PROBLEM DESCRIPTION: Report the count of lines containing the word "Fall" in the entries below, and nothing more.

* Begin PROVIDED RECORDS *

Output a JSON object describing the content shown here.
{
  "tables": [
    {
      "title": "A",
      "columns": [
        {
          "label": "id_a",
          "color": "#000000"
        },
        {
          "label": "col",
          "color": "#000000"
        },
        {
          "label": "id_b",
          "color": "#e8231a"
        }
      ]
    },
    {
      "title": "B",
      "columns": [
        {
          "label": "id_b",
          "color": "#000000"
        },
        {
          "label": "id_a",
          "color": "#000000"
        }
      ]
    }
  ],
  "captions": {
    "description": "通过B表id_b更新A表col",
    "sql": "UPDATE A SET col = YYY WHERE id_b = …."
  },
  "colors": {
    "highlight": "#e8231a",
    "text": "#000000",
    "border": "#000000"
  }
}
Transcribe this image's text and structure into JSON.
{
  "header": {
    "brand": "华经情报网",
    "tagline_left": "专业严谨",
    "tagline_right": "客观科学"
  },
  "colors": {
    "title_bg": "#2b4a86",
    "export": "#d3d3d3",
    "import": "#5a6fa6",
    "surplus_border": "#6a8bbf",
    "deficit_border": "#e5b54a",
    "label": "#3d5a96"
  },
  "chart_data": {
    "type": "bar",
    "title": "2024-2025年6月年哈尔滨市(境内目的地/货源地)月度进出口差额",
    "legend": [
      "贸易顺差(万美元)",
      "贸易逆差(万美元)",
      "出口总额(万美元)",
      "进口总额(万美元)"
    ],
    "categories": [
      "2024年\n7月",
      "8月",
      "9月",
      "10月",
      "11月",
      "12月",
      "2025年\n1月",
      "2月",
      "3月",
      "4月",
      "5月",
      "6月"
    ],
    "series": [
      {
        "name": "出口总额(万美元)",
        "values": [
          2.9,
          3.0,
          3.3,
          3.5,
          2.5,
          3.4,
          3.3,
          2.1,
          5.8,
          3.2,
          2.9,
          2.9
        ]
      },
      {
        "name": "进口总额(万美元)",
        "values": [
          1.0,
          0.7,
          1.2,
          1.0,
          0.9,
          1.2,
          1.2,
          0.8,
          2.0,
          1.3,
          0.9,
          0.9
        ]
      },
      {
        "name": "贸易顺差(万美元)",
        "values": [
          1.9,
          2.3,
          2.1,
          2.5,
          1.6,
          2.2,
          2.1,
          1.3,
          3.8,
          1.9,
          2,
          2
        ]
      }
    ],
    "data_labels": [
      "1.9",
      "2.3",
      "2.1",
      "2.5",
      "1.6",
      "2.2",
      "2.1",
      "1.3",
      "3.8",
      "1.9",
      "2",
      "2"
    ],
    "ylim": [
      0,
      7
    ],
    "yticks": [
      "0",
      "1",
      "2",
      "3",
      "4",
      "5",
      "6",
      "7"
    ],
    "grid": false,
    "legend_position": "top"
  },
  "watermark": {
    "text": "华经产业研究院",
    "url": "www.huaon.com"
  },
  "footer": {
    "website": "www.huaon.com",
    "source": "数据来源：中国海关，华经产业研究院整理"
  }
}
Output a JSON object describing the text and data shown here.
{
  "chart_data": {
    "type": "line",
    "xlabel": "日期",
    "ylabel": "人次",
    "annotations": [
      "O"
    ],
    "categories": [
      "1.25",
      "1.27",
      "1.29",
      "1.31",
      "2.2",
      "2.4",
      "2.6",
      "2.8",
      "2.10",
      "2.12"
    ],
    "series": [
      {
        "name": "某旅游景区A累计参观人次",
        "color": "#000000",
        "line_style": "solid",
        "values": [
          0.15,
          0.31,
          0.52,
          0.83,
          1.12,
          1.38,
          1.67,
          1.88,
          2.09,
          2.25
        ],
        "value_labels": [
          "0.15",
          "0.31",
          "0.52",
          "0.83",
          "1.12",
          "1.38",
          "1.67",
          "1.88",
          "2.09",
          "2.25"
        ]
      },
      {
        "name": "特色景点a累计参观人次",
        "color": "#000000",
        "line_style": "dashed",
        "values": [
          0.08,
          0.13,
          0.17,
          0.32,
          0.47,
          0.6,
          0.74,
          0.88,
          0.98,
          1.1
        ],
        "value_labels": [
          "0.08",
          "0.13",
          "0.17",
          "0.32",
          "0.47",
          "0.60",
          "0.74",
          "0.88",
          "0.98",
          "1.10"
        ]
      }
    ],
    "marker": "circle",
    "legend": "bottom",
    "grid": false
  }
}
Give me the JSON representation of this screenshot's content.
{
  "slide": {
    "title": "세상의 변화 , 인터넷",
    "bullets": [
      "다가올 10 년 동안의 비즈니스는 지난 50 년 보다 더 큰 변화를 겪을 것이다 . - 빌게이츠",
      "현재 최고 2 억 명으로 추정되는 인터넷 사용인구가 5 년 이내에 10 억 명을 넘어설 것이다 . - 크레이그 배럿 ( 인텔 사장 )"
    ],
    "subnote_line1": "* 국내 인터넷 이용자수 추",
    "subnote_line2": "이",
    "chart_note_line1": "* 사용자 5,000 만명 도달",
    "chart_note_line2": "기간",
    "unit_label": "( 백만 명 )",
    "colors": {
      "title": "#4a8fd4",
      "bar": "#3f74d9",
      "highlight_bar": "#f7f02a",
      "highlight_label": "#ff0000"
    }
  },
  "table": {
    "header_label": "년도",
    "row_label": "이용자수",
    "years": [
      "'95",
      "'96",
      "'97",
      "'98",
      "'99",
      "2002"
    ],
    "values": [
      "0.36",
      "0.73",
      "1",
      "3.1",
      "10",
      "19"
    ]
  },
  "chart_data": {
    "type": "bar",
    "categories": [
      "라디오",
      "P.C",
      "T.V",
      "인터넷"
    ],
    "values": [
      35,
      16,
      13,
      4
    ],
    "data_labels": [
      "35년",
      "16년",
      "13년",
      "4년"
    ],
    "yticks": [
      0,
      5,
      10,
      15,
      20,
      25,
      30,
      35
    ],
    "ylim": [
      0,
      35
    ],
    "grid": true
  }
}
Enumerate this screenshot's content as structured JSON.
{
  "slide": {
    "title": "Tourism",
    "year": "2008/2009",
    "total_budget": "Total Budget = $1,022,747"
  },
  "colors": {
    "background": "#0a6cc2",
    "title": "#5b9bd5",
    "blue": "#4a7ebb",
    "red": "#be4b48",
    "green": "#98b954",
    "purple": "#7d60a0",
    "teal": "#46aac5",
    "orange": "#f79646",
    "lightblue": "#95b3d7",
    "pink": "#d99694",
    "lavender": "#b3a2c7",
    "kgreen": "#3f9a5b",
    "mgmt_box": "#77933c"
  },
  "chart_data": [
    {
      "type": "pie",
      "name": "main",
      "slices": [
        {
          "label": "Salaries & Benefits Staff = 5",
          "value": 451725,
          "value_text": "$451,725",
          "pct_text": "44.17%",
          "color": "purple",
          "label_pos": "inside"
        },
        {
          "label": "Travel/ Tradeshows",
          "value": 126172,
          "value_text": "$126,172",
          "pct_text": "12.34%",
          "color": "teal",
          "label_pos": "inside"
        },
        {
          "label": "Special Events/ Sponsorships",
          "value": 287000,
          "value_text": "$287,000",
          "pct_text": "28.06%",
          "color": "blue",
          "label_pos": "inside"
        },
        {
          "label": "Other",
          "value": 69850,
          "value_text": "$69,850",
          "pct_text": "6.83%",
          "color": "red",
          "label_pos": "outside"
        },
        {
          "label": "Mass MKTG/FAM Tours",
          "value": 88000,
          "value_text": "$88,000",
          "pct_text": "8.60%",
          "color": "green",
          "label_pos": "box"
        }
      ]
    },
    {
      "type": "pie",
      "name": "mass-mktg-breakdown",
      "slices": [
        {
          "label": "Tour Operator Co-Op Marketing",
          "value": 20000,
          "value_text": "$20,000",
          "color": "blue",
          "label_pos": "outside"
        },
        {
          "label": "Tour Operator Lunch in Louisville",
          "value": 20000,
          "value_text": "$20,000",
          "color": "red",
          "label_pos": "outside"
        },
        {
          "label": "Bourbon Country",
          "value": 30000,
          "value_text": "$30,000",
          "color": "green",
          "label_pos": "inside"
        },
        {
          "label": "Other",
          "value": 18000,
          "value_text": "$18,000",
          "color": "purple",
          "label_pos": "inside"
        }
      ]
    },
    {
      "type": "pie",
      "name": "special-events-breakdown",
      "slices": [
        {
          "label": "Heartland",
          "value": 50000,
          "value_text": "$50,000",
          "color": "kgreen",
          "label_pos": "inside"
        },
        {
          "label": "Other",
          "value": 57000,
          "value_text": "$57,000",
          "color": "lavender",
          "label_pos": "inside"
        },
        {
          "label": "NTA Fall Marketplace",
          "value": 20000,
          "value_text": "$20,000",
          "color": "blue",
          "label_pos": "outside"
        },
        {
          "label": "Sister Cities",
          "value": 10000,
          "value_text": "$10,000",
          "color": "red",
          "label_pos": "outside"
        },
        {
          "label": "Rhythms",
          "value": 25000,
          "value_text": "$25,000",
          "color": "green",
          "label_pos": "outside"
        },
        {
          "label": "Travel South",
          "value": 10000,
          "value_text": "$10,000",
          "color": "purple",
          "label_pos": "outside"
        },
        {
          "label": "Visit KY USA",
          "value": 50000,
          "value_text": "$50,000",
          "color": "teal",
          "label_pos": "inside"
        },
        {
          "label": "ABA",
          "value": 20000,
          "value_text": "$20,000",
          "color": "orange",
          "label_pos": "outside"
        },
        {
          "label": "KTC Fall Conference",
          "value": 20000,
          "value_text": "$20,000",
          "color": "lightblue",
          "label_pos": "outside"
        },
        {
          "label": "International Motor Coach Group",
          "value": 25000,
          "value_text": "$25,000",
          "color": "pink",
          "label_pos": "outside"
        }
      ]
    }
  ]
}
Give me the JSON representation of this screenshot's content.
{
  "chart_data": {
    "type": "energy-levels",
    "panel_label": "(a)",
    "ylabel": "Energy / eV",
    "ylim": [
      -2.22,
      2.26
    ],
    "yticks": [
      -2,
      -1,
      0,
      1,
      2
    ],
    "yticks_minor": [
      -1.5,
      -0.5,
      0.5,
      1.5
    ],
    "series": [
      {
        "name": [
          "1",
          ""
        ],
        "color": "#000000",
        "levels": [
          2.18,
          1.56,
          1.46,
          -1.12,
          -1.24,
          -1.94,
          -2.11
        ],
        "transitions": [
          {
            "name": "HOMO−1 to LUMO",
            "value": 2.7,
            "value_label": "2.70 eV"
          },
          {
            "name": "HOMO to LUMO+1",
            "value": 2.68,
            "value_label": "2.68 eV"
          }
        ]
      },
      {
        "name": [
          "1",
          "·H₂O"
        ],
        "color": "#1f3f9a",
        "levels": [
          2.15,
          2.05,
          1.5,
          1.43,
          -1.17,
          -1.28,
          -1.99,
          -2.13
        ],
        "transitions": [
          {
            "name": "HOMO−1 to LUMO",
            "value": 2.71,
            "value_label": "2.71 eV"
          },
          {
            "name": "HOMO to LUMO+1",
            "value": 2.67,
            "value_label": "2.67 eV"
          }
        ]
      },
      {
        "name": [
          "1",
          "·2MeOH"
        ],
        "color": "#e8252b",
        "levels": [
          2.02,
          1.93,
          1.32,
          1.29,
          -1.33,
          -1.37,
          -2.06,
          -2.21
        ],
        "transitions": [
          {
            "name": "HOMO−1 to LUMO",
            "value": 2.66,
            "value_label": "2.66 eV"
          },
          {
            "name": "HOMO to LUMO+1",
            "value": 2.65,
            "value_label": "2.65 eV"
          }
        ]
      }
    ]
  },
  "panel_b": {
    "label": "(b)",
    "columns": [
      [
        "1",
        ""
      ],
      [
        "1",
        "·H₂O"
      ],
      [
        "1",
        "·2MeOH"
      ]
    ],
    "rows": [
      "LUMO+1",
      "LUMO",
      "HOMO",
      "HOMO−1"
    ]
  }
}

* End PROVIDED RECORDS *

WRITTEN SOLUTION: 2